In the listing below, pick out lines with "saber".

━━━

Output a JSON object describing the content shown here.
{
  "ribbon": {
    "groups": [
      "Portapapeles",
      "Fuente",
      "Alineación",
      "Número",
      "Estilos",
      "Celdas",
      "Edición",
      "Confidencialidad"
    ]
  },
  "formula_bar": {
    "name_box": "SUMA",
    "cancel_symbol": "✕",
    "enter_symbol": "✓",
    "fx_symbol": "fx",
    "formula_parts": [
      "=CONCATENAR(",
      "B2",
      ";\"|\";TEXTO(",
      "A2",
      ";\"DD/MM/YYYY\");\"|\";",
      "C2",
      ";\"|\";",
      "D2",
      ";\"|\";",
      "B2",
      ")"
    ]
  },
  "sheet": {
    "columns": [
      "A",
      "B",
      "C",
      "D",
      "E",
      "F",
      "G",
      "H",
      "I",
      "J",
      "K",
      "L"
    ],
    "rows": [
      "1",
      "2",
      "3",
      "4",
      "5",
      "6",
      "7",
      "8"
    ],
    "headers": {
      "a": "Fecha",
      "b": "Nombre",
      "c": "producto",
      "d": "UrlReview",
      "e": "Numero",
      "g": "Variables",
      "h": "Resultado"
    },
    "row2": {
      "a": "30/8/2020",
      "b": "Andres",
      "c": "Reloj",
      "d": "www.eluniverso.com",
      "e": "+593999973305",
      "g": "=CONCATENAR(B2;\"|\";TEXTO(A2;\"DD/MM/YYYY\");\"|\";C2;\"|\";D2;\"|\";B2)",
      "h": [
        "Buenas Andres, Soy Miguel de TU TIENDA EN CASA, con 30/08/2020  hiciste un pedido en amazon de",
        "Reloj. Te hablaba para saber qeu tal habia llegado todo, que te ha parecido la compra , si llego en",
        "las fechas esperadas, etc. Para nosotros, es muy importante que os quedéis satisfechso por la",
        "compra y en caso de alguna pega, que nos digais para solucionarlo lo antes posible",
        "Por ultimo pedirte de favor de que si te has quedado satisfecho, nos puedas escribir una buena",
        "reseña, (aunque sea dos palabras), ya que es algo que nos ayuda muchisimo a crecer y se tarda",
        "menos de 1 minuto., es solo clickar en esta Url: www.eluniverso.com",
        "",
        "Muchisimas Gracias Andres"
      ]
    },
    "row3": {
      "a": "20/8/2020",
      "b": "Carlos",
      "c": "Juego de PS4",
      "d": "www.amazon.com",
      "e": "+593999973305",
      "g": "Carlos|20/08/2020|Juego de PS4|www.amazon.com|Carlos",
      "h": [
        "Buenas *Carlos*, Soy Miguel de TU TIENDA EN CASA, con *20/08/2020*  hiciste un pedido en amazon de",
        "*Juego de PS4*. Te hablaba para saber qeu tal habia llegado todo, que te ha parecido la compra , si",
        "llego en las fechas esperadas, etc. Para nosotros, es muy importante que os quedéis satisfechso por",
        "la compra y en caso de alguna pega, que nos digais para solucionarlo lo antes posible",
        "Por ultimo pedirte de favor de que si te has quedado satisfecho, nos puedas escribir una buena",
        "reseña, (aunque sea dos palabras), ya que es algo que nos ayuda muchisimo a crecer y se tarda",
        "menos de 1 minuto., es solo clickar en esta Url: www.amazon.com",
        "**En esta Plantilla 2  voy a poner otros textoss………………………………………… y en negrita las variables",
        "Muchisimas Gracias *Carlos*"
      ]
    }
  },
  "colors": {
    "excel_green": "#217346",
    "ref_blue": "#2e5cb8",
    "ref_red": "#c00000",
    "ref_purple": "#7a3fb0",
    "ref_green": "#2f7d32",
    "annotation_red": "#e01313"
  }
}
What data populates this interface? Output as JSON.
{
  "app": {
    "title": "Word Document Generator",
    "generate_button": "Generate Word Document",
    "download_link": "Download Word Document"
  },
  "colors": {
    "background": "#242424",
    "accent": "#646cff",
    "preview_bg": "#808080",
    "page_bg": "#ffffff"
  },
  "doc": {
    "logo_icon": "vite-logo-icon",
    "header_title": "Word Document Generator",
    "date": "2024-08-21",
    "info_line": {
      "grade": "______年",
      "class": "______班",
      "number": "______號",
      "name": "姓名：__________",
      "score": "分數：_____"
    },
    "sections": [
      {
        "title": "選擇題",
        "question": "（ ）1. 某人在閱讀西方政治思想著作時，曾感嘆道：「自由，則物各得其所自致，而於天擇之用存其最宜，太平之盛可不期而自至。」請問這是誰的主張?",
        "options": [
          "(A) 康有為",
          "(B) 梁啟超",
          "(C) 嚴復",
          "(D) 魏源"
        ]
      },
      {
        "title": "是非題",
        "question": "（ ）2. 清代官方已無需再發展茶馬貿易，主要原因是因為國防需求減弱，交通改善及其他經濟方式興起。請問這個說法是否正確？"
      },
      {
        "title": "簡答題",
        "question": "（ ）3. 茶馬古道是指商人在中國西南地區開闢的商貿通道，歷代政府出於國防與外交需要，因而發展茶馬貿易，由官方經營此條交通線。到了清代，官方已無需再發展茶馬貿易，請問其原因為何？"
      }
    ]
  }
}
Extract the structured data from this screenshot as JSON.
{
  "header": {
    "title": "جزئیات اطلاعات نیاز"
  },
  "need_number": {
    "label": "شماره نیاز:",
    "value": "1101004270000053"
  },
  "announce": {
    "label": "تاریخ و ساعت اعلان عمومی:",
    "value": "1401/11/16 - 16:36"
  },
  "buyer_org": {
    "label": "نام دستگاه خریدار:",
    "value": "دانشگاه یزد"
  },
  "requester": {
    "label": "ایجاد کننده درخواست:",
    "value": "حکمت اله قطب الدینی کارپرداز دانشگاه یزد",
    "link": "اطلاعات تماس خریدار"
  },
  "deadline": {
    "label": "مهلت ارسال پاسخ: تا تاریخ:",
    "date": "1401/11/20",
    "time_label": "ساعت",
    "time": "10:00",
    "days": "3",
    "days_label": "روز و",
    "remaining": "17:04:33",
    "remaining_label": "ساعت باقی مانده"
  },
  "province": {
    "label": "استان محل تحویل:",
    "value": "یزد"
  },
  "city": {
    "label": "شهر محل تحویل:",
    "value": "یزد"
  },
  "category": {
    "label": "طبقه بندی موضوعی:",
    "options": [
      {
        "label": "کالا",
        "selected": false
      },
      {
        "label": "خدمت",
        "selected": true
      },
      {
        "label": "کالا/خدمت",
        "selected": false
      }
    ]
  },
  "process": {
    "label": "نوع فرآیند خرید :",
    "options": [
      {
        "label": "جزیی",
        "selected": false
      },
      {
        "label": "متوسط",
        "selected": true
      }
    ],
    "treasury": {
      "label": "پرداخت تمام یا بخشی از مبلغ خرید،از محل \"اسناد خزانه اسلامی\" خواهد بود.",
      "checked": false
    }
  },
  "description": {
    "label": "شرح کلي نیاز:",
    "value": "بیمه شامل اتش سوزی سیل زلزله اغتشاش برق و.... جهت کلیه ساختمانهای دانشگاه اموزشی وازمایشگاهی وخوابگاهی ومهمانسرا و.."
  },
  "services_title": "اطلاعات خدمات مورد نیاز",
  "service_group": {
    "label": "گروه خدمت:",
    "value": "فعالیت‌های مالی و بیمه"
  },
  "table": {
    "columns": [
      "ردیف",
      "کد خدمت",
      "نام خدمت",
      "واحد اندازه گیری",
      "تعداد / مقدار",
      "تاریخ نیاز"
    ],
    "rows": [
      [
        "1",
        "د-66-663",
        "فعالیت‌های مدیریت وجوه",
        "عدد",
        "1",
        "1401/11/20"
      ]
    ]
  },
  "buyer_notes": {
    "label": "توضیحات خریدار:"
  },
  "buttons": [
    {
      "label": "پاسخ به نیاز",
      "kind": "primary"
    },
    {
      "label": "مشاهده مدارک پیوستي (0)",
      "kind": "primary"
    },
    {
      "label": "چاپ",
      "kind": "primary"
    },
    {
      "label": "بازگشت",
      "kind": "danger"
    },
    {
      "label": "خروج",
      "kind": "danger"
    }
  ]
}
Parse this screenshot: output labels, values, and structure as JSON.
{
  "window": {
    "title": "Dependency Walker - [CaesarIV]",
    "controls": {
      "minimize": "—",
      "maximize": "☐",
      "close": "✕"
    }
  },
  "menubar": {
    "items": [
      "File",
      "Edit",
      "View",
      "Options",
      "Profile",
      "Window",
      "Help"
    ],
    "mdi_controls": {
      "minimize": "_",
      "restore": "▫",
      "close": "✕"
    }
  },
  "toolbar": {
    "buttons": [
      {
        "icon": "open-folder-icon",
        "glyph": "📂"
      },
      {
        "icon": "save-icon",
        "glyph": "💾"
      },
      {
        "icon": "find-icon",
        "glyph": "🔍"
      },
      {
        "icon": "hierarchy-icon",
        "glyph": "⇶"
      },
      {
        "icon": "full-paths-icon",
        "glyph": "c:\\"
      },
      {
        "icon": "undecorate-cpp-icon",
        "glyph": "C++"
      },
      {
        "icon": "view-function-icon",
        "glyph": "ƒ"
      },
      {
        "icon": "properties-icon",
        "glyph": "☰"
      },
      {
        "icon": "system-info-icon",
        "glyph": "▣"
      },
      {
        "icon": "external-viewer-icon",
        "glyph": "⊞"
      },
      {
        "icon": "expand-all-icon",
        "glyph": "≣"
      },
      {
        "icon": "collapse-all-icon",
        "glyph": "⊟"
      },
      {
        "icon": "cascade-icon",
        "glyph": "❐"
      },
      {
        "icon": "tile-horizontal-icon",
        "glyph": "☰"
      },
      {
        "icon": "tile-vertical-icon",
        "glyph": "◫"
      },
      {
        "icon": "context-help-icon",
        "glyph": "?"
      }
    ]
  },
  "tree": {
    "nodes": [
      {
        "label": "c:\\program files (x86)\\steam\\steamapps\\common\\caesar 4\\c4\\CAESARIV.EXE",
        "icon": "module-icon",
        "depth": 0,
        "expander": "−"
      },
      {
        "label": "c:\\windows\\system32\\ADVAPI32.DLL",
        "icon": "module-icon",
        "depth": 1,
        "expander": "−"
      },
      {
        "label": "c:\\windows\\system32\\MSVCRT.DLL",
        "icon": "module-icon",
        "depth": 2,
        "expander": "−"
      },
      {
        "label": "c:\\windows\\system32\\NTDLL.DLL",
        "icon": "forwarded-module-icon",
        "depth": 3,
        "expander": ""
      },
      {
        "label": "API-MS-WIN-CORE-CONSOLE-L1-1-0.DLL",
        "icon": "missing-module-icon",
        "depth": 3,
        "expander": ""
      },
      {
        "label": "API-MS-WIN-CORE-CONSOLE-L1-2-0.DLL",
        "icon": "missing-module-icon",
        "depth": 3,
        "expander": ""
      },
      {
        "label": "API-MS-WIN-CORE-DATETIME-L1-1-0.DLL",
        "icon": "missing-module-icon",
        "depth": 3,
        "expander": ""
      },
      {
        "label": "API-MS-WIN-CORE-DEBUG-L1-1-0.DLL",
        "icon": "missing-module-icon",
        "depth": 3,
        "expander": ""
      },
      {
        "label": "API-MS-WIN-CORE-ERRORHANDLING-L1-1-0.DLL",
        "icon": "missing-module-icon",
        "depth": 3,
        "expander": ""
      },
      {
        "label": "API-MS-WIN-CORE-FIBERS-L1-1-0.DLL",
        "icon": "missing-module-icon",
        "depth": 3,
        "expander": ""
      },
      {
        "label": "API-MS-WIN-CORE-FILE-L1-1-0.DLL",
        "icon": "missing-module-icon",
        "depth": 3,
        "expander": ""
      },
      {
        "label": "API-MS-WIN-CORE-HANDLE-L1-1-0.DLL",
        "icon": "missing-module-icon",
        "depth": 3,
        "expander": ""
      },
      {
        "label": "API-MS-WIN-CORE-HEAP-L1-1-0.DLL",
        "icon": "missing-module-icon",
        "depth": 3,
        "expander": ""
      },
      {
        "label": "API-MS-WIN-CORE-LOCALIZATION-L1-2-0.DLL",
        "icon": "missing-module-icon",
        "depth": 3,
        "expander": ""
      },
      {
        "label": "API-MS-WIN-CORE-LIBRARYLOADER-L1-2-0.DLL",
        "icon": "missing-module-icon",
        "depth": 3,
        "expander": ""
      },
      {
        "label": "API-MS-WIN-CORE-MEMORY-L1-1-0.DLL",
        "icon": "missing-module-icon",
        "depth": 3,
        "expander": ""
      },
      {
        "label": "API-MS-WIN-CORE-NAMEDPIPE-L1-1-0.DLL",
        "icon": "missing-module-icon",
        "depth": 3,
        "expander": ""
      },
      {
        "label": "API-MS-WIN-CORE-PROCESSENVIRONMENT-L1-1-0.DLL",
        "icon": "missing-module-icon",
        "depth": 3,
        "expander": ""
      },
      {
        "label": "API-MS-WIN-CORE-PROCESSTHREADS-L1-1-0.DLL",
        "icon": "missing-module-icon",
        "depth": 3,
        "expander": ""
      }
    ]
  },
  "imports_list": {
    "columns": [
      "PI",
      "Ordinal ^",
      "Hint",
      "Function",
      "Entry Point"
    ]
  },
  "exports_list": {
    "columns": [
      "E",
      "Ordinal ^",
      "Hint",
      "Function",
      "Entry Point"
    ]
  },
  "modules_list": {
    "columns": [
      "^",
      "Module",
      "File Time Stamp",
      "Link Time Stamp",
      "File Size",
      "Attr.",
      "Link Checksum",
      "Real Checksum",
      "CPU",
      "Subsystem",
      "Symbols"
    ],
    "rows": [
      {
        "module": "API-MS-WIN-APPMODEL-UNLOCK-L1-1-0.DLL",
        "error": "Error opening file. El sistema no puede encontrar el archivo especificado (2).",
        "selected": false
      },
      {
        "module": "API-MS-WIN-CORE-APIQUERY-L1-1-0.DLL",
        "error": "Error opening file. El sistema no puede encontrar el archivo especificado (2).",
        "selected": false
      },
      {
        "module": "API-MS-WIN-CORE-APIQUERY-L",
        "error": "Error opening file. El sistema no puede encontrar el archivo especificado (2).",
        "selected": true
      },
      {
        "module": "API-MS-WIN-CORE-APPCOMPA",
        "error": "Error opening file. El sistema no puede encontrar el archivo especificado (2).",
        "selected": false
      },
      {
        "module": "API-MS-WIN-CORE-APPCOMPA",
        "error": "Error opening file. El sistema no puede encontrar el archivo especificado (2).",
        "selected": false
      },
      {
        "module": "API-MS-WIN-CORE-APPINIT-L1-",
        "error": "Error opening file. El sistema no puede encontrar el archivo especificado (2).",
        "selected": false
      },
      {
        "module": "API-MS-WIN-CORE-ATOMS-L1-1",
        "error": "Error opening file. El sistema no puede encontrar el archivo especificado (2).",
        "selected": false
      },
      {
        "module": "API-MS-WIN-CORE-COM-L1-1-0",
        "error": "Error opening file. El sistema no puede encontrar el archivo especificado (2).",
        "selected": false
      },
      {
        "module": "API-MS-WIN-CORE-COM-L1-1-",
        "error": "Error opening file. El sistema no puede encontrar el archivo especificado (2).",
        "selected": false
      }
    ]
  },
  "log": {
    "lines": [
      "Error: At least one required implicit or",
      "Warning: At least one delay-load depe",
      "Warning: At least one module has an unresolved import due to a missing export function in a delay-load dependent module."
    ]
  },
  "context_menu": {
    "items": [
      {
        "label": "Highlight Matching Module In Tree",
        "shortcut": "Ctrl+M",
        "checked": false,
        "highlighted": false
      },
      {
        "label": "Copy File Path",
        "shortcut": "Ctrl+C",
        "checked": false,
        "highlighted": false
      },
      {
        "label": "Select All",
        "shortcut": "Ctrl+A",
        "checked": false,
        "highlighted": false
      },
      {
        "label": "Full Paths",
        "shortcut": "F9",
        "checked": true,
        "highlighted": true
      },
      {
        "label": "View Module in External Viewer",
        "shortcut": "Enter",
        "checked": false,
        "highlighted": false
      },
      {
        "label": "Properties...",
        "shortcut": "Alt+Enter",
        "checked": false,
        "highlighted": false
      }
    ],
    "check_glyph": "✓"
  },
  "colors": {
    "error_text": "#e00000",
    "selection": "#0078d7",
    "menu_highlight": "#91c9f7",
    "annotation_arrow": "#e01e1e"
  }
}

━━━

REPLY TO THE TASK:
        "Reloj. Te hablaba para saber qeu tal habia llegado todo, que te ha parecido la compra , si llego en",
        "*Juego de PS4*. Te hablaba para saber qeu tal habia llegado todo, que te ha parecido la compra , si",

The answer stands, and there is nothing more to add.